**SET TASK:** Set down the whole listing verbatim.

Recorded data
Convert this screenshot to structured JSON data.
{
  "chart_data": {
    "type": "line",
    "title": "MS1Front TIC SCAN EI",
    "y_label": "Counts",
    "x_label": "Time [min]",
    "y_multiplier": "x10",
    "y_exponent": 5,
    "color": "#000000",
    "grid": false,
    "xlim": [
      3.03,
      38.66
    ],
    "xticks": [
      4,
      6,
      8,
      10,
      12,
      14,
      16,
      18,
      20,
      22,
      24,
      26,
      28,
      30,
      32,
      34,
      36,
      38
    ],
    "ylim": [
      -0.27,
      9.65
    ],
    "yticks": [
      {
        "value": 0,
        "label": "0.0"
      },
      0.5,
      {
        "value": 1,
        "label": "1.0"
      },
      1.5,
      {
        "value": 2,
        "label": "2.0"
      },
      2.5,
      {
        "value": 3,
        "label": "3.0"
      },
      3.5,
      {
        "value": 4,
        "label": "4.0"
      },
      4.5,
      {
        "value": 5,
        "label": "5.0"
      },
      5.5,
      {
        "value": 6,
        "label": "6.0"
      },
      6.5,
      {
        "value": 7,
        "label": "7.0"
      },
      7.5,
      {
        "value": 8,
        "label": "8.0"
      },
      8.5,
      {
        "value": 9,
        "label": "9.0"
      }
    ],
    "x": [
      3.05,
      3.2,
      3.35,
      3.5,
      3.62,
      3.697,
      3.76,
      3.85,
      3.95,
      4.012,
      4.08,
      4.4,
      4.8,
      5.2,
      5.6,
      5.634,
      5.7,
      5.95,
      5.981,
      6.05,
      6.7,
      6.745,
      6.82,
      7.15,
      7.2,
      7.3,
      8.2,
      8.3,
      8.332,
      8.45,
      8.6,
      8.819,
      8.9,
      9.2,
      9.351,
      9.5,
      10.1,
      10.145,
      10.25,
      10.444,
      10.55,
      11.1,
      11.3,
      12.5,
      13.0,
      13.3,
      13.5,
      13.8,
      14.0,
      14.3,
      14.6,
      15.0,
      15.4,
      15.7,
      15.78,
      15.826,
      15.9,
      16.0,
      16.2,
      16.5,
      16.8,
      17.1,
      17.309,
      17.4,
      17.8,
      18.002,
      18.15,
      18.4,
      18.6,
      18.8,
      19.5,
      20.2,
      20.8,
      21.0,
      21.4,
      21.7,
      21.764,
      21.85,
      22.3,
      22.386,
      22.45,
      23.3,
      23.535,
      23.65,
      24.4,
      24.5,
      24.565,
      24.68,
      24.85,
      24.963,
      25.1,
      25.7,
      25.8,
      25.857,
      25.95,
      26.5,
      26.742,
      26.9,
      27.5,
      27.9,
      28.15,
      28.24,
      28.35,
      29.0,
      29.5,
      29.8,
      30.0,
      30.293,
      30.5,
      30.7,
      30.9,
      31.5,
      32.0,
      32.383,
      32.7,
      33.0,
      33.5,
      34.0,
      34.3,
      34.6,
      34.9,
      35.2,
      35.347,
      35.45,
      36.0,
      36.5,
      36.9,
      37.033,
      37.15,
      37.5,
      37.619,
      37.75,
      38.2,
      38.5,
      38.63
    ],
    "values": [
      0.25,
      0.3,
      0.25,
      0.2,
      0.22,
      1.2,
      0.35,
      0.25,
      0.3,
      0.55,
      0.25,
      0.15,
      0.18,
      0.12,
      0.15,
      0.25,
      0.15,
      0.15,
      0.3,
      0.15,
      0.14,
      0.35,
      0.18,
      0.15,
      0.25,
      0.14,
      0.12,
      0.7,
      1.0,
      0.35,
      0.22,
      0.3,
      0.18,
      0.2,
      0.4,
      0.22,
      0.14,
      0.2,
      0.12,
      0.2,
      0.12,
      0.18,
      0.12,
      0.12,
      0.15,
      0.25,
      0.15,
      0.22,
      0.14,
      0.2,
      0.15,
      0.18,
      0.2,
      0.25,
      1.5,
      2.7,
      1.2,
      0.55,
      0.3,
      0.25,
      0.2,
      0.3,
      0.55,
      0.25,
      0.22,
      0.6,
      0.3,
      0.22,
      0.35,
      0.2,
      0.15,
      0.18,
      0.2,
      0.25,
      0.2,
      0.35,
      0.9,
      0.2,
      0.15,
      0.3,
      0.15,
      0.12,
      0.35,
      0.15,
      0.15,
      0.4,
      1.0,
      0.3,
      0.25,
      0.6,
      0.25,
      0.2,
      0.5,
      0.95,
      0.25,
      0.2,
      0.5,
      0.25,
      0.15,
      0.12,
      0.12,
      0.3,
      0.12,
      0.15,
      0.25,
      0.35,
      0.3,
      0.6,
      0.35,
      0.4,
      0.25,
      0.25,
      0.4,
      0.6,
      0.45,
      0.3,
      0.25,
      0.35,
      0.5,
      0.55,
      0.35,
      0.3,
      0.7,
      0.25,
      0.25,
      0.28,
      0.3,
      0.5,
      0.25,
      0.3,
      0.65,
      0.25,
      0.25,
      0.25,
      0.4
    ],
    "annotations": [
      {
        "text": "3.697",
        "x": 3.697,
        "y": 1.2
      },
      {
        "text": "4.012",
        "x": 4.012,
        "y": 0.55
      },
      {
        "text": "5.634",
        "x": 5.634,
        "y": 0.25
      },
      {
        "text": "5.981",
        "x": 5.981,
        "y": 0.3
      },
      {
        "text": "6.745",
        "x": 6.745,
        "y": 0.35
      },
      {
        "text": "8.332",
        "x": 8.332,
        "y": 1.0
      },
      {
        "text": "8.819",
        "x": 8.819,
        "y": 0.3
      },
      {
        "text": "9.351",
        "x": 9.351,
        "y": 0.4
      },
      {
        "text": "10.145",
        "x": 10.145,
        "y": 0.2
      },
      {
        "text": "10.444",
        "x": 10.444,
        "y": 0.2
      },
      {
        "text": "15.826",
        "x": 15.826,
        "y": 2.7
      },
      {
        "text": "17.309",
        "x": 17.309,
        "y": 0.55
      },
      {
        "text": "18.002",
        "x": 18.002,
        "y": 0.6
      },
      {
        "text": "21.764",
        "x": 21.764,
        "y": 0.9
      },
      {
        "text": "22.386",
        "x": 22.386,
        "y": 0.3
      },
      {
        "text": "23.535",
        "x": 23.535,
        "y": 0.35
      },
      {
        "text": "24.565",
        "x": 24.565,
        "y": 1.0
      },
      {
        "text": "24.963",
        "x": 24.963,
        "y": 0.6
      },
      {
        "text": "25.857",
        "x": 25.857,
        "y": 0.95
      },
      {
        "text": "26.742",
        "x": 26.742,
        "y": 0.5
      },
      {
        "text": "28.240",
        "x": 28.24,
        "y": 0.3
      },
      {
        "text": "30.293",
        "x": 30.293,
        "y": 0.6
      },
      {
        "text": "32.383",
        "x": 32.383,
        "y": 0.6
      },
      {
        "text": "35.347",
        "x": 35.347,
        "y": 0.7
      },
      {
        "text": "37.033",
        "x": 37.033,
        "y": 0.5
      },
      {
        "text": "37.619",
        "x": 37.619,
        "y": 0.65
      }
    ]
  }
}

**OUTPUT:**
Convert this screenshot to structured JSON data.
{
  "chart_data": {
    "type": "line",
    "title": "MS1Front TIC SCAN EI",
    "y_label": "Counts",
    "x_label": "Time [min]",
    "y_multiplier": "x10",
    "y_exponent": 5,
    "color": "#000000",
    "grid": false,
    "xlim": [
      3.03,
      38.66
    ],
    "xticks": [
      4,
      6,
      8,
      10,
      12,
      14,
      16,
      18,
      20,
      22,
      24,
      26,
      28,
      30,
      32,
      34,
      36,
      38
    ],
    "ylim": [
      -0.27,
      9.65
    ],
    "yticks": [
      {
        "value": 0,
        "label": "0.0"
      },
      0.5,
      {
        "value": 1,
        "label": "1.0"
      },
      1.5,
      {
        "value": 2,
        "label": "2.0"
      },
      2.5,
      {
        "value": 3,
        "label": "3.0"
      },
      3.5,
      {
        "value": 4,
        "label": "4.0"
      },
      4.5,
      {
        "value": 5,
        "label": "5.0"
      },
      5.5,
      {
        "value": 6,
        "label": "6.0"
      },
      6.5,
      {
        "value": 7,
        "label": "7.0"
      },
      7.5,
      {
        "value": 8,
        "label": "8.0"
      },
      8.5,
      {
        "value": 9,
        "label": "9.0"
      }
    ],
    "x": [
      3.05,
      3.2,
      3.35,
      3.5,
      3.62,
      3.697,
      3.76,
      3.85,
      3.95,
      4.012,
      4.08,
      4.4,
      4.8,
      5.2,
      5.6,
      5.634,
      5.7,
      5.95,
      5.981,
      6.05,
      6.7,
      6.745,
      6.82,
      7.15,
      7.2,
      7.3,
      8.2,
      8.3,
      8.332,
      8.45,
      8.6,
      8.819,
      8.9,
      9.2,
      9.351,
      9.5,
      10.1,
      10.145,
      10.25,
      10.444,
      10.55,
      11.1,
      11.3,
      12.5,
      13.0,
      13.3,
      13.5,
      13.8,
      14.0,
      14.3,
      14.6,
      15.0,
      15.4,
      15.7,
      15.78,
      15.826,
      15.9,
      16.0,
      16.2,
      16.5,
      16.8,
      17.1,
      17.309,
      17.4,
      17.8,
      18.002,
      18.15,
      18.4,
      18.6,
      18.8,
      19.5,
      20.2,
      20.8,
      21.0,
      21.4,
      21.7,
      21.764,
      21.85,
      22.3,
      22.386,
      22.45,
      23.3,
      23.535,
      23.65,
      24.4,
      24.5,
      24.565,
      24.68,
      24.85,
      24.963,
      25.1,
      25.7,
      25.8,
      25.857,
      25.95,
      26.5,
      26.742,
      26.9,
      27.5,
      27.9,
      28.15,
      28.24,
      28.35,
      29.0,
      29.5,
      29.8,
      30.0,
      30.293,
      30.5,
      30.7,
      30.9,
      31.5,
      32.0,
      32.383,
      32.7,
      33.0,
      33.5,
      34.0,
      34.3,
      34.6,
      34.9,
      35.2,
      35.347,
      35.45,
      36.0,
      36.5,
      36.9,
      37.033,
      37.15,
      37.5,
      37.619,
      37.75,
      38.2,
      38.5,
      38.63
    ],
    "values": [
      0.25,
      0.3,
      0.25,
      0.2,
      0.22,
      1.2,
      0.35,
      0.25,
      0.3,
      0.55,
      0.25,
      0.15,
      0.18,
      0.12,
      0.15,
      0.25,
      0.15,
      0.15,
      0.3,
      0.15,
      0.14,
      0.35,
      0.18,
      0.15,
      0.25,
      0.14,
      0.12,
      0.7,
      1.0,
      0.35,
      0.22,
      0.3,
      0.18,
      0.2,
      0.4,
      0.22,
      0.14,
      0.2,
      0.12,
      0.2,
      0.12,
      0.18,
      0.12,
      0.12,
      0.15,
      0.25,
      0.15,
      0.22,
      0.14,
      0.2,
      0.15,
      0.18,
      0.2,
      0.25,
      1.5,
      2.7,
      1.2,
      0.55,
      0.3,
      0.25,
      0.2,
      0.3,
      0.55,
      0.25,
      0.22,
      0.6,
      0.3,
      0.22,
      0.35,
      0.2,
      0.15,
      0.18,
      0.2,
      0.25,
      0.2,
      0.35,
      0.9,
      0.2,
      0.15,
      0.3,
      0.15,
      0.12,
      0.35,
      0.15,
      0.15,
      0.4,
      1.0,
      0.3,
      0.25,
      0.6,
      0.25,
      0.2,
      0.5,
      0.95,
      0.25,
      0.2,
      0.5,
      0.25,
      0.15,
      0.12,
      0.12,
      0.3,
      0.12,
      0.15,
      0.25,
      0.35,
      0.3,
      0.6,
      0.35,
      0.4,
      0.25,
      0.25,
      0.4,
      0.6,
      0.45,
      0.3,
      0.25,
      0.35,
      0.5,
      0.55,
      0.35,
      0.3,
      0.7,
      0.25,
      0.25,
      0.28,
      0.3,
      0.5,
      0.25,
      0.3,
      0.65,
      0.25,
      0.25,
      0.25,
      0.4
    ],
    "annotations": [
      {
        "text": "3.697",
        "x": 3.697,
        "y": 1.2
      },
      {
        "text": "4.012",
        "x": 4.012,
        "y": 0.55
      },
      {
        "text": "5.634",
        "x": 5.634,
        "y": 0.25
      },
      {
        "text": "5.981",
        "x": 5.981,
        "y": 0.3
      },
      {
        "text": "6.745",
        "x": 6.745,
        "y": 0.35
      },
      {
        "text": "8.332",
        "x": 8.332,
        "y": 1.0
      },
      {
        "text": "8.819",
        "x": 8.819,
        "y": 0.3
      },
      {
        "text": "9.351",
        "x": 9.351,
        "y": 0.4
      },
      {
        "text": "10.145",
        "x": 10.145,
        "y": 0.2
      },
      {
        "text": "10.444",
        "x": 10.444,
        "y": 0.2
      },
      {
        "text": "15.826",
        "x": 15.826,
        "y": 2.7
      },
      {
        "text": "17.309",
        "x": 17.309,
        "y": 0.55
      },
      {
        "text": "18.002",
        "x": 18.002,
        "y": 0.6
      },
      {
        "text": "21.764",
        "x": 21.764,
        "y": 0.9
      },
      {
        "text": "22.386",
        "x": 22.386,
        "y": 0.3
      },
      {
        "text": "23.535",
        "x": 23.535,
        "y": 0.35
      },
      {
        "text": "24.565",
        "x": 24.565,
        "y": 1.0
      },
      {
        "text": "24.963",
        "x": 24.963,
        "y": 0.6
      },
      {
        "text": "25.857",
        "x": 25.857,
        "y": 0.95
      },
      {
        "text": "26.742",
        "x": 26.742,
        "y": 0.5
      },
      {
        "text": "28.240",
        "x": 28.24,
        "y": 0.3
      },
      {
        "text": "30.293",
        "x": 30.293,
        "y": 0.6
      },
      {
        "text": "32.383",
        "x": 32.383,
        "y": 0.6
      },
      {
        "text": "35.347",
        "x": 35.347,
        "y": 0.7
      },
      {
        "text": "37.033",
        "x": 37.033,
        "y": 0.5
      },
      {
        "text": "37.619",
        "x": 37.619,
        "y": 0.65
      }
    ]
  }
}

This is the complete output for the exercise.